Of all the lines here, how many include the string "Industrial"? Answer with the number only.
==============================
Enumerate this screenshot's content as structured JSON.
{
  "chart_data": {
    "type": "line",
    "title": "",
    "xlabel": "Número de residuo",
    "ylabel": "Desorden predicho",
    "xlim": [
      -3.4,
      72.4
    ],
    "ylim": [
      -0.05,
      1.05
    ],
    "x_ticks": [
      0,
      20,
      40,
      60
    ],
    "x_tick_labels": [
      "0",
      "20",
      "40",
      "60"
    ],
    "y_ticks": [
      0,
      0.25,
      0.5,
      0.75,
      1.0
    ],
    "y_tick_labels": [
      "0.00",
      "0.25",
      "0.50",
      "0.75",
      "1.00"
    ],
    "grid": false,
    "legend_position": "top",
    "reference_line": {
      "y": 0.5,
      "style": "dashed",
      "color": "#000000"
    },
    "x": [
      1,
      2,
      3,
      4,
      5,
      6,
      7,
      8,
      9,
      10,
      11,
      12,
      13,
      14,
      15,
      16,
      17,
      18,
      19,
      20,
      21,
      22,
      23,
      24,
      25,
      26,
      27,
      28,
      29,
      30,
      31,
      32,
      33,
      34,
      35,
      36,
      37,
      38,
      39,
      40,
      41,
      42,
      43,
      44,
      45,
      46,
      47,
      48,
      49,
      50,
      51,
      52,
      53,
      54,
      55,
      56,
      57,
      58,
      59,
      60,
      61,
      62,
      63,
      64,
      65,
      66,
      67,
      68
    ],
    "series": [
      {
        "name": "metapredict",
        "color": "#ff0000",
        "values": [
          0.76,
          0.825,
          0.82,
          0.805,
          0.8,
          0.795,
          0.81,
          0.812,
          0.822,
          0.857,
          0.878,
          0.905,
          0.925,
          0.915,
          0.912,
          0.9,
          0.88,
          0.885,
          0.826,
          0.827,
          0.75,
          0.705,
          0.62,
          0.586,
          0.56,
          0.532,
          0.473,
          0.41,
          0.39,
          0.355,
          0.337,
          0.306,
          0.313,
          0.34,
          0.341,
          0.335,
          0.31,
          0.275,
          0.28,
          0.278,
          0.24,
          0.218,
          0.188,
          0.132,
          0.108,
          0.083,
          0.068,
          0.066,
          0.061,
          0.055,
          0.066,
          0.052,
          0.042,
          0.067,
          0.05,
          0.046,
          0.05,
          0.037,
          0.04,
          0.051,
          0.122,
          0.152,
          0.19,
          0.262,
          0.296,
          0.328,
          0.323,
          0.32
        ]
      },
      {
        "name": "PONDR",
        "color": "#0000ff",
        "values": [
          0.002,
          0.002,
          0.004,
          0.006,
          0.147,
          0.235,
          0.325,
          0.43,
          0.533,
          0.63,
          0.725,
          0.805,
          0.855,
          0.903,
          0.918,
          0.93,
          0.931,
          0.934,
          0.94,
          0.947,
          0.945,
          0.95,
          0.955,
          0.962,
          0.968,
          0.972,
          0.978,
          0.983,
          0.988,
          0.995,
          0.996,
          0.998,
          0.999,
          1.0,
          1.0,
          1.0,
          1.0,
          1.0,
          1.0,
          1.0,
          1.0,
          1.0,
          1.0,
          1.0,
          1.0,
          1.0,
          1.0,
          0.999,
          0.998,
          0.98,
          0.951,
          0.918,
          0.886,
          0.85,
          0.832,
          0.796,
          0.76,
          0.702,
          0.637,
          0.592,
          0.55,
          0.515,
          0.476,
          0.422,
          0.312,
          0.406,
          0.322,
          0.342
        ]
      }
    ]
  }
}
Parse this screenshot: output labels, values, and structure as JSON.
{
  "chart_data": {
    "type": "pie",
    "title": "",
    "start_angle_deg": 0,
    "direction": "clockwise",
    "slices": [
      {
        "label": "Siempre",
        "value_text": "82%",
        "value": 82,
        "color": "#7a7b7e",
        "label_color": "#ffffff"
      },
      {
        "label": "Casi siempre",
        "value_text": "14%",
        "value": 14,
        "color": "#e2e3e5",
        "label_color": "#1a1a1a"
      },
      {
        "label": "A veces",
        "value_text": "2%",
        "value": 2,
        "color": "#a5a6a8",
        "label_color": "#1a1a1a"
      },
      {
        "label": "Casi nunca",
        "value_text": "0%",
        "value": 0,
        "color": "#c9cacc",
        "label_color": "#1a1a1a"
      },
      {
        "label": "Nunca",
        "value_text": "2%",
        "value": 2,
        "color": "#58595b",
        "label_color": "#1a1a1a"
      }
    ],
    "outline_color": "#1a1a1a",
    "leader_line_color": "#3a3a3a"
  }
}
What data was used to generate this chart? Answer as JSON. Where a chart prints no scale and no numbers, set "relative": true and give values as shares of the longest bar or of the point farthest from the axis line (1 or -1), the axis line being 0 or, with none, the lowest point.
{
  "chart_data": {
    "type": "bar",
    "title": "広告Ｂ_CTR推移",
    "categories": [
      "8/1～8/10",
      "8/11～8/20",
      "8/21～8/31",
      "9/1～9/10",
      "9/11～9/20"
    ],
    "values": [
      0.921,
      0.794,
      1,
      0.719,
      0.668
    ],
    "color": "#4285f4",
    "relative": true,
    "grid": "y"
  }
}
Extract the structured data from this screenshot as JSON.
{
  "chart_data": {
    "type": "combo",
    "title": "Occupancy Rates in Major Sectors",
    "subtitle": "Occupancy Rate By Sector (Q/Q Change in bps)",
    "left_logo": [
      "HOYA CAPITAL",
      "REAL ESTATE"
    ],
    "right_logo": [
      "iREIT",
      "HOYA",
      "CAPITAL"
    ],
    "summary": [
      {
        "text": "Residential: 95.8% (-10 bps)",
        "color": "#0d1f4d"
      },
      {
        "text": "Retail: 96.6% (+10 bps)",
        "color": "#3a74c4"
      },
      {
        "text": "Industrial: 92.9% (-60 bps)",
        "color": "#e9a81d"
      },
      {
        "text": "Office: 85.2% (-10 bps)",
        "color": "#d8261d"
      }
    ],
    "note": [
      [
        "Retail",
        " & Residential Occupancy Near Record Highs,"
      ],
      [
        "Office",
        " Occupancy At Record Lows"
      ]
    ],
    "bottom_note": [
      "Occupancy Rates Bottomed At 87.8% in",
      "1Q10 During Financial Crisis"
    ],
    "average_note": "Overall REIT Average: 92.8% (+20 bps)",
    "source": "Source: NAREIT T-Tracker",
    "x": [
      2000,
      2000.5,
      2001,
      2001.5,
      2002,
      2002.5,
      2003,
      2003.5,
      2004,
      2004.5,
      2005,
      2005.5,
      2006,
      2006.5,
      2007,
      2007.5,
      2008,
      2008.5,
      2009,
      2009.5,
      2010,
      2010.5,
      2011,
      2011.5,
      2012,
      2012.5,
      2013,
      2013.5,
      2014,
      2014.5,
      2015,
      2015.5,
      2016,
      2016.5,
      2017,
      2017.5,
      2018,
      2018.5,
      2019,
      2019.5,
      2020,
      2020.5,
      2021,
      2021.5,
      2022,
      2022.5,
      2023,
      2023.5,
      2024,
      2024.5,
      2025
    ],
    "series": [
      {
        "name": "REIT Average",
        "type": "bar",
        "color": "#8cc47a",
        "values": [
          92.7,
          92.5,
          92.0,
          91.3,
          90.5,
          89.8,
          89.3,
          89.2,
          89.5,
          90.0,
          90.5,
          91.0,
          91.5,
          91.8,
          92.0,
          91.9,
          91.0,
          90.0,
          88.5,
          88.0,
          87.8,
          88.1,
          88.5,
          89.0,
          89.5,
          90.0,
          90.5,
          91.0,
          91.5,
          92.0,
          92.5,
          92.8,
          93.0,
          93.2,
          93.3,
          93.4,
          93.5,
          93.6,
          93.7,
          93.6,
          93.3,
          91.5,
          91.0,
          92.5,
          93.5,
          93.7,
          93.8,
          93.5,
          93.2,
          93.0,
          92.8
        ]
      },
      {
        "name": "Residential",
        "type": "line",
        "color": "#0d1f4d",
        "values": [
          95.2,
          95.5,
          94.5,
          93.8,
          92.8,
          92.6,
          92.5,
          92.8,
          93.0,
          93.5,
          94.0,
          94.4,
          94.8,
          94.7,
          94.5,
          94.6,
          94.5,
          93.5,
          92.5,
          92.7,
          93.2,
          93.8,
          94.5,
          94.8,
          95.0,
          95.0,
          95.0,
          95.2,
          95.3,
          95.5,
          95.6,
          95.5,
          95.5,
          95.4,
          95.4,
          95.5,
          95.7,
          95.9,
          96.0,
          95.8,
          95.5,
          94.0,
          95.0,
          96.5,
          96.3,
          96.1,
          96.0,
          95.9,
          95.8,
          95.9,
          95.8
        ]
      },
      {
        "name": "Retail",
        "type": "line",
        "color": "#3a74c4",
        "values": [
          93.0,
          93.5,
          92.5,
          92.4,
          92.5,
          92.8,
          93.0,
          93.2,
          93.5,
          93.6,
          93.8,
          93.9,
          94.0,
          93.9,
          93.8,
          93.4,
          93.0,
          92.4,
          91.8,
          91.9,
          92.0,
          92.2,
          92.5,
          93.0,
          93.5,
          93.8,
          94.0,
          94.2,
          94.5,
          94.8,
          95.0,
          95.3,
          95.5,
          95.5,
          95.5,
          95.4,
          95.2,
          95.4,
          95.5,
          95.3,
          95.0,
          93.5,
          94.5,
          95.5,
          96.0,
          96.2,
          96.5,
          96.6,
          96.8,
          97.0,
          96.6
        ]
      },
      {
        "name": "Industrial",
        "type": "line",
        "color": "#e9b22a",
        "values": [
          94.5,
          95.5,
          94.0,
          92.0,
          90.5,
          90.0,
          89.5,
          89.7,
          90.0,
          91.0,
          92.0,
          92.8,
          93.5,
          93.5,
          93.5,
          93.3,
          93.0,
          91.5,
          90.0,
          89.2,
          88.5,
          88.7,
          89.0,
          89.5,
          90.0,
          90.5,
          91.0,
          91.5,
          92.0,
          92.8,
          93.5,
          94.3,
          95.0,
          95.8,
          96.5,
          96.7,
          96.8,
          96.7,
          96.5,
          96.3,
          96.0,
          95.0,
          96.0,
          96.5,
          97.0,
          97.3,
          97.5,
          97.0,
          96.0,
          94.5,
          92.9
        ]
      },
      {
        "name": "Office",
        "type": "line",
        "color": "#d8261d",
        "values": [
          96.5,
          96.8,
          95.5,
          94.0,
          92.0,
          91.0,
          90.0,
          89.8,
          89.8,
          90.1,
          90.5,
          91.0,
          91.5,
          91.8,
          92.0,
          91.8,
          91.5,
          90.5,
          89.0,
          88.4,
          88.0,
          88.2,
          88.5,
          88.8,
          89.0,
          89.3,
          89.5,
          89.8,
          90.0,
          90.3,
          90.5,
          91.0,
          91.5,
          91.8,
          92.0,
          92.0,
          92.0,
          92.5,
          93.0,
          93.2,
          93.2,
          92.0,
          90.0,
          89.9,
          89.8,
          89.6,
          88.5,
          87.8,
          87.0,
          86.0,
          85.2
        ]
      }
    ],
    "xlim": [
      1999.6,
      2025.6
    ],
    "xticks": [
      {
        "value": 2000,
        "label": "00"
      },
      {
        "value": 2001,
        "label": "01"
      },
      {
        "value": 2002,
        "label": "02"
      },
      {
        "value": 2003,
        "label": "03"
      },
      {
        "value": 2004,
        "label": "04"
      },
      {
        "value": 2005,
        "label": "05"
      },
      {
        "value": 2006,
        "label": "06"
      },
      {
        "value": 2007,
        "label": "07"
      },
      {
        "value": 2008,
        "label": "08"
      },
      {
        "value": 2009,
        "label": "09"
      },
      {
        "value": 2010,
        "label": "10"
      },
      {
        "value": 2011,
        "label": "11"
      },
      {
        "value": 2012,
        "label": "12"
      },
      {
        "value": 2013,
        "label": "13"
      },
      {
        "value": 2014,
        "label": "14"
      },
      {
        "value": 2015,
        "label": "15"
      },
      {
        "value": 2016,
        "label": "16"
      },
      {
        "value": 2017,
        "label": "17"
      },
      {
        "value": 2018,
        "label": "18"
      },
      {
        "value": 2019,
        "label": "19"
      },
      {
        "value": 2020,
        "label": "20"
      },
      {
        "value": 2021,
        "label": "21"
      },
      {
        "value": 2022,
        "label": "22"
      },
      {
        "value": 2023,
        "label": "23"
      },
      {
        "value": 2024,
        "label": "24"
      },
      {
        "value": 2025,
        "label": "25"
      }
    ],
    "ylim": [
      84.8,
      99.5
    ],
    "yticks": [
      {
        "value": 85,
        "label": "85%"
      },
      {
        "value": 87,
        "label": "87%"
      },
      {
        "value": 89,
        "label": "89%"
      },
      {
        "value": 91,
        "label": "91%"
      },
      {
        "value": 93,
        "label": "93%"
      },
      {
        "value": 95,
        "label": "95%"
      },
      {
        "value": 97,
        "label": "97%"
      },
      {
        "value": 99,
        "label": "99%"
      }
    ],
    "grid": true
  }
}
==============================
■ **Result**
2